Data records:

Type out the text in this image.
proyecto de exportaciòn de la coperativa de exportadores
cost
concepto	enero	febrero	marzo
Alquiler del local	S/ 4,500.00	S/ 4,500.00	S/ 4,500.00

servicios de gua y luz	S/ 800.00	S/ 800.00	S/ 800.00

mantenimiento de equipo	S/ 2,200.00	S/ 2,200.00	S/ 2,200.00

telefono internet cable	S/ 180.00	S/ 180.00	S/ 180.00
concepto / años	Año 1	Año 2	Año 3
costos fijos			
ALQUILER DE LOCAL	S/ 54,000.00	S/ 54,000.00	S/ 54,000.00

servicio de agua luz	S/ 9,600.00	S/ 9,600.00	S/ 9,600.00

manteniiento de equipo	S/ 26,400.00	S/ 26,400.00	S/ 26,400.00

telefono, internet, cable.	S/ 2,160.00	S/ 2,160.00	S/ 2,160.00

Task to complete: Extract every record. Keep wording exact.

Solution:
Type out the text in this image.
proyecto de exportaciòn de la coperativa de exportadores
cost
concepto	enero	febrero	marzo
Alquiler del local	S/ 4,500.00	S/ 4,500.00	S/ 4,500.00

servicios de gua y luz	S/ 800.00	S/ 800.00	S/ 800.00

mantenimiento de equipo	S/ 2,200.00	S/ 2,200.00	S/ 2,200.00

telefono internet cable	S/ 180.00	S/ 180.00	S/ 180.00
concepto / años	Año 1	Año 2	Año 3
costos fijos			
ALQUILER DE LOCAL	S/ 54,000.00	S/ 54,000.00	S/ 54,000.00

servicio de agua luz	S/ 9,600.00	S/ 9,600.00	S/ 9,600.00

manteniiento de equipo	S/ 26,400.00	S/ 26,400.00	S/ 26,400.00

telefono, internet, cable.	S/ 2,160.00	S/ 2,160.00	S/ 2,160.00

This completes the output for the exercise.